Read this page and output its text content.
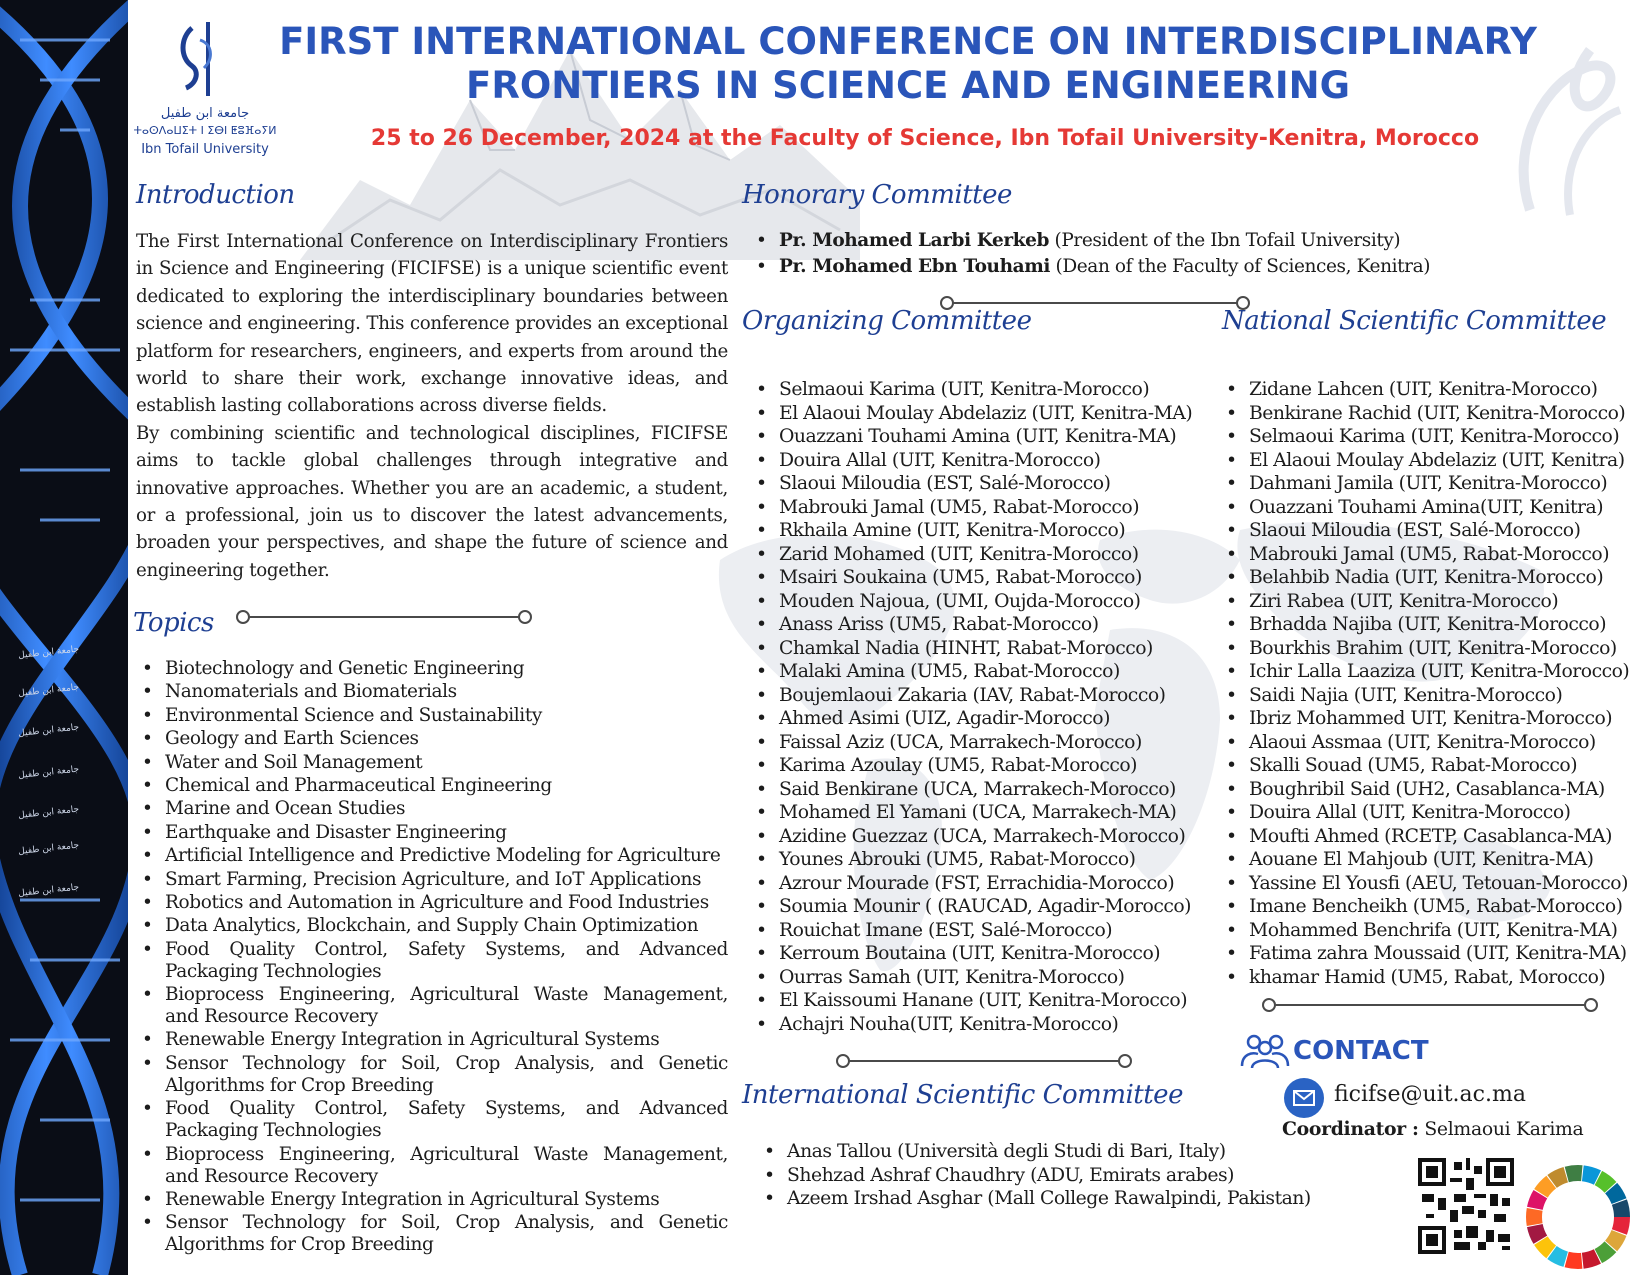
جامعة ابن طفيل
جامعة ابن طفيل
جامعة ابن طفيل
جامعة ابن طفيل
جامعة ابن طفيل
جامعة ابن طفيل
جامعة ابن طفيل
جامعة ابن طفيل
ⵜⴰⵙⴷⴰⵡⵉⵜ ⵏ ⵉⴱⵏ ⵟⵓⴼⴰⵢⵍ
Ibn Tofail University
FIRST INTERNATIONAL CONFERENCE ON INTERDISCIPLINARY
FRONTIERS IN SCIENCE AND ENGINEERING
25 to 26 December, 2024 at the Faculty of Science, Ibn Tofail University-Kenitra, Morocco
Introduction

The First International Conference on Interdisciplinary Frontiers in Science and Engineering (FICIFSE) is a unique scientific event dedicated to exploring the interdisciplinary boundaries between science and engineering. This conference provides an exceptional platform for researchers, engineers, and experts from around the world to share their work, exchange innovative ideas, and establish lasting collaborations across diverse fields.

By combining scientific and technological disciplines, FICIFSE aims to tackle global challenges through integrative and innovative approaches. Whether you are an academic, a student, or a professional, join us to discover the latest advancements, broaden your perspectives, and shape the future of science and engineering together.

Topics
• Biotechnology and Genetic Engineering
• Nanomaterials and Biomaterials
• Environmental Science and Sustainability
• Geology and Earth Sciences
• Water and Soil Management
• Chemical and Pharmaceutical Engineering
• Marine and Ocean Studies
• Earthquake and Disaster Engineering
• Artificial Intelligence and Predictive Modeling for Agriculture
• Smart Farming, Precision Agriculture, and IoT Applications
• Robotics and Automation in Agriculture and Food Industries
• Data Analytics, Blockchain, and Supply Chain Optimization
• Food Quality Control, Safety Systems, and Advanced Packaging Technologies
• Bioprocess Engineering, Agricultural Waste Management, and Resource Recovery
• Renewable Energy Integration in Agricultural Systems
• Sensor Technology for Soil, Crop Analysis, and Genetic Algorithms for Crop Breeding
• Food Quality Control, Safety Systems, and Advanced Packaging Technologies
• Bioprocess Engineering, Agricultural Waste Management, and Resource Recovery
• Renewable Energy Integration in Agricultural Systems
• Sensor Technology for Soil, Crop Analysis, and Genetic Algorithms for Crop Breeding
Honorary Committee
• Pr. Mohamed Larbi Kerkeb (President of the Ibn Tofail University)
• Pr. Mohamed Ebn Touhami (Dean of the Faculty of Sciences, Kenitra)
Organizing Committee
• Selmaoui Karima (UIT, Kenitra-Morocco)
• El Alaoui Moulay Abdelaziz (UIT, Kenitra-MA)
• Ouazzani Touhami Amina (UIT, Kenitra-MA)
• Douira Allal (UIT, Kenitra-Morocco)
• Slaoui Miloudia (EST, Salé-Morocco)
• Mabrouki Jamal (UM5, Rabat-Morocco)
• Rkhaila Amine (UIT, Kenitra-Morocco)
• Zarid Mohamed (UIT, Kenitra-Morocco)
• Msairi Soukaina (UM5, Rabat-Morocco)
• Mouden Najoua, (UMI, Oujda-Morocco)
• Anass Ariss (UM5, Rabat-Morocco)
• Chamkal Nadia (HINHT, Rabat-Morocco)
• Malaki Amina (UM5, Rabat-Morocco)
• Boujemlaoui Zakaria (IAV, Rabat-Morocco)
• Ahmed Asimi (UIZ, Agadir-Morocco)
• Faissal Aziz (UCA, Marrakech-Morocco)
• Karima Azoulay (UM5, Rabat-Morocco)
• Said Benkirane (UCA, Marrakech-Morocco)
• Mohamed El Yamani (UCA, Marrakech-MA)
• Azidine Guezzaz (UCA, Marrakech-Morocco)
• Younes Abrouki (UM5, Rabat-Morocco)
• Azrour Mourade (FST, Errachidia-Morocco)
• Soumia Mounir ( (RAUCAD, Agadir-Morocco)
• Rouichat Imane (EST, Salé-Morocco)
• Kerroum Boutaina (UIT, Kenitra-Morocco)
• Ourras Samah (UIT, Kenitra-Morocco)
• El Kaissoumi Hanane (UIT, Kenitra-Morocco)
• Achajri Nouha(UIT, Kenitra-Morocco)
National Scientific Committee
• Zidane Lahcen (UIT, Kenitra-Morocco)
• Benkirane Rachid (UIT, Kenitra-Morocco)
• Selmaoui Karima (UIT, Kenitra-Morocco)
• El Alaoui Moulay Abdelaziz (UIT, Kenitra)
• Dahmani Jamila (UIT, Kenitra-Morocco)
• Ouazzani Touhami Amina(UIT, Kenitra)
• Slaoui Miloudia (EST, Salé-Morocco)
• Mabrouki Jamal (UM5, Rabat-Morocco)
• Belahbib Nadia (UIT, Kenitra-Morocco)
• Ziri Rabea (UIT, Kenitra-Morocco)
• Brhadda Najiba (UIT, Kenitra-Morocco)
• Bourkhis Brahim (UIT, Kenitra-Morocco)
• Ichir Lalla Laaziza (UIT, Kenitra-Morocco)
• Saidi Najia (UIT, Kenitra-Morocco)
• Ibriz Mohammed UIT, Kenitra-Morocco)
• Alaoui Assmaa (UIT, Kenitra-Morocco)
• Skalli Souad (UM5, Rabat-Morocco)
• Boughribil Said (UH2, Casablanca-MA)
• Douira Allal (UIT, Kenitra-Morocco)
• Moufti Ahmed (RCETP, Casablanca-MA)
• Aouane El Mahjoub (UIT, Kenitra-MA)
• Yassine El Yousfi (AEU, Tetouan-Morocco)
• Imane Bencheikh (UM5, Rabat-Morocco)
• Mohammed Benchrifa (UIT, Kenitra-MA)
• Fatima zahra Moussaid (UIT, Kenitra-MA)
• khamar Hamid (UM5, Rabat, Morocco)
International Scientific Committee
• Anas Tallou (Università degli Studi di Bari, Italy)
• Shehzad Ashraf Chaudhry (ADU, Emirats arabes)
• Azeem Irshad Asghar (Mall College Rawalpindi, Pakistan)
CONTACT
ficifse@uit.ac.ma
Coordinator : Selmaoui Karima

▶ _Directions_
Leave out the pictures and retype every line above exactly.

▶ _Task response_
Read this page and output its text content.
جامعة ابن طفيل
جامعة ابن طفيل
جامعة ابن طفيل
جامعة ابن طفيل
جامعة ابن طفيل
جامعة ابن طفيل
جامعة ابن طفيل
جامعة ابن طفيل
ⵜⴰⵙⴷⴰⵡⵉⵜ ⵏ ⵉⴱⵏ ⵟⵓⴼⴰⵢⵍ
Ibn Tofail University
FIRST INTERNATIONAL CONFERENCE ON INTERDISCIPLINARY
FRONTIERS IN SCIENCE AND ENGINEERING
25 to 26 December, 2024 at the Faculty of Science, Ibn Tofail University-Kenitra, Morocco
Introduction

The First International Conference on Interdisciplinary Frontiers in Science and Engineering (FICIFSE) is a unique scientific event dedicated to exploring the interdisciplinary boundaries between science and engineering. This conference provides an exceptional platform for researchers, engineers, and experts from around the world to share their work, exchange innovative ideas, and establish lasting collaborations across diverse fields.

By combining scientific and technological disciplines, FICIFSE aims to tackle global challenges through integrative and innovative approaches. Whether you are an academic, a student, or a professional, join us to discover the latest advancements, broaden your perspectives, and shape the future of science and engineering together.

Topics
• Biotechnology and Genetic Engineering
• Nanomaterials and Biomaterials
• Environmental Science and Sustainability
• Geology and Earth Sciences
• Water and Soil Management
• Chemical and Pharmaceutical Engineering
• Marine and Ocean Studies
• Earthquake and Disaster Engineering
• Artificial Intelligence and Predictive Modeling for Agriculture
• Smart Farming, Precision Agriculture, and IoT Applications
• Robotics and Automation in Agriculture and Food Industries
• Data Analytics, Blockchain, and Supply Chain Optimization
• Food Quality Control, Safety Systems, and Advanced Packaging Technologies
• Bioprocess Engineering, Agricultural Waste Management, and Resource Recovery
• Renewable Energy Integration in Agricultural Systems
• Sensor Technology for Soil, Crop Analysis, and Genetic Algorithms for Crop Breeding
• Food Quality Control, Safety Systems, and Advanced Packaging Technologies
• Bioprocess Engineering, Agricultural Waste Management, and Resource Recovery
• Renewable Energy Integration in Agricultural Systems
• Sensor Technology for Soil, Crop Analysis, and Genetic Algorithms for Crop Breeding
Honorary Committee
• Pr. Mohamed Larbi Kerkeb (President of the Ibn Tofail University)
• Pr. Mohamed Ebn Touhami (Dean of the Faculty of Sciences, Kenitra)
Organizing Committee
• Selmaoui Karima (UIT, Kenitra-Morocco)
• El Alaoui Moulay Abdelaziz (UIT, Kenitra-MA)
• Ouazzani Touhami Amina (UIT, Kenitra-MA)
• Douira Allal (UIT, Kenitra-Morocco)
• Slaoui Miloudia (EST, Salé-Morocco)
• Mabrouki Jamal (UM5, Rabat-Morocco)
• Rkhaila Amine (UIT, Kenitra-Morocco)
• Zarid Mohamed (UIT, Kenitra-Morocco)
• Msairi Soukaina (UM5, Rabat-Morocco)
• Mouden Najoua, (UMI, Oujda-Morocco)
• Anass Ariss (UM5, Rabat-Morocco)
• Chamkal Nadia (HINHT, Rabat-Morocco)
• Malaki Amina (UM5, Rabat-Morocco)
• Boujemlaoui Zakaria (IAV, Rabat-Morocco)
• Ahmed Asimi (UIZ, Agadir-Morocco)
• Faissal Aziz (UCA, Marrakech-Morocco)
• Karima Azoulay (UM5, Rabat-Morocco)
• Said Benkirane (UCA, Marrakech-Morocco)
• Mohamed El Yamani (UCA, Marrakech-MA)
• Azidine Guezzaz (UCA, Marrakech-Morocco)
• Younes Abrouki (UM5, Rabat-Morocco)
• Azrour Mourade (FST, Errachidia-Morocco)
• Soumia Mounir ( (RAUCAD, Agadir-Morocco)
• Rouichat Imane (EST, Salé-Morocco)
• Kerroum Boutaina (UIT, Kenitra-Morocco)
• Ourras Samah (UIT, Kenitra-Morocco)
• El Kaissoumi Hanane (UIT, Kenitra-Morocco)
• Achajri Nouha(UIT, Kenitra-Morocco)
National Scientific Committee
• Zidane Lahcen (UIT, Kenitra-Morocco)
• Benkirane Rachid (UIT, Kenitra-Morocco)
• Selmaoui Karima (UIT, Kenitra-Morocco)
• El Alaoui Moulay Abdelaziz (UIT, Kenitra)
• Dahmani Jamila (UIT, Kenitra-Morocco)
• Ouazzani Touhami Amina(UIT, Kenitra)
• Slaoui Miloudia (EST, Salé-Morocco)
• Mabrouki Jamal (UM5, Rabat-Morocco)
• Belahbib Nadia (UIT, Kenitra-Morocco)
• Ziri Rabea (UIT, Kenitra-Morocco)
• Brhadda Najiba (UIT, Kenitra-Morocco)
• Bourkhis Brahim (UIT, Kenitra-Morocco)
• Ichir Lalla Laaziza (UIT, Kenitra-Morocco)
• Saidi Najia (UIT, Kenitra-Morocco)
• Ibriz Mohammed UIT, Kenitra-Morocco)
• Alaoui Assmaa (UIT, Kenitra-Morocco)
• Skalli Souad (UM5, Rabat-Morocco)
• Boughribil Said (UH2, Casablanca-MA)
• Douira Allal (UIT, Kenitra-Morocco)
• Moufti Ahmed (RCETP, Casablanca-MA)
• Aouane El Mahjoub (UIT, Kenitra-MA)
• Yassine El Yousfi (AEU, Tetouan-Morocco)
• Imane Bencheikh (UM5, Rabat-Morocco)
• Mohammed Benchrifa (UIT, Kenitra-MA)
• Fatima zahra Moussaid (UIT, Kenitra-MA)
• khamar Hamid (UM5, Rabat, Morocco)
International Scientific Committee
• Anas Tallou (Università degli Studi di Bari, Italy)
• Shehzad Ashraf Chaudhry (ADU, Emirats arabes)
• Azeem Irshad Asghar (Mall College Rawalpindi, Pakistan)
CONTACT
ficifse@uit.ac.ma
Coordinator : Selmaoui Karima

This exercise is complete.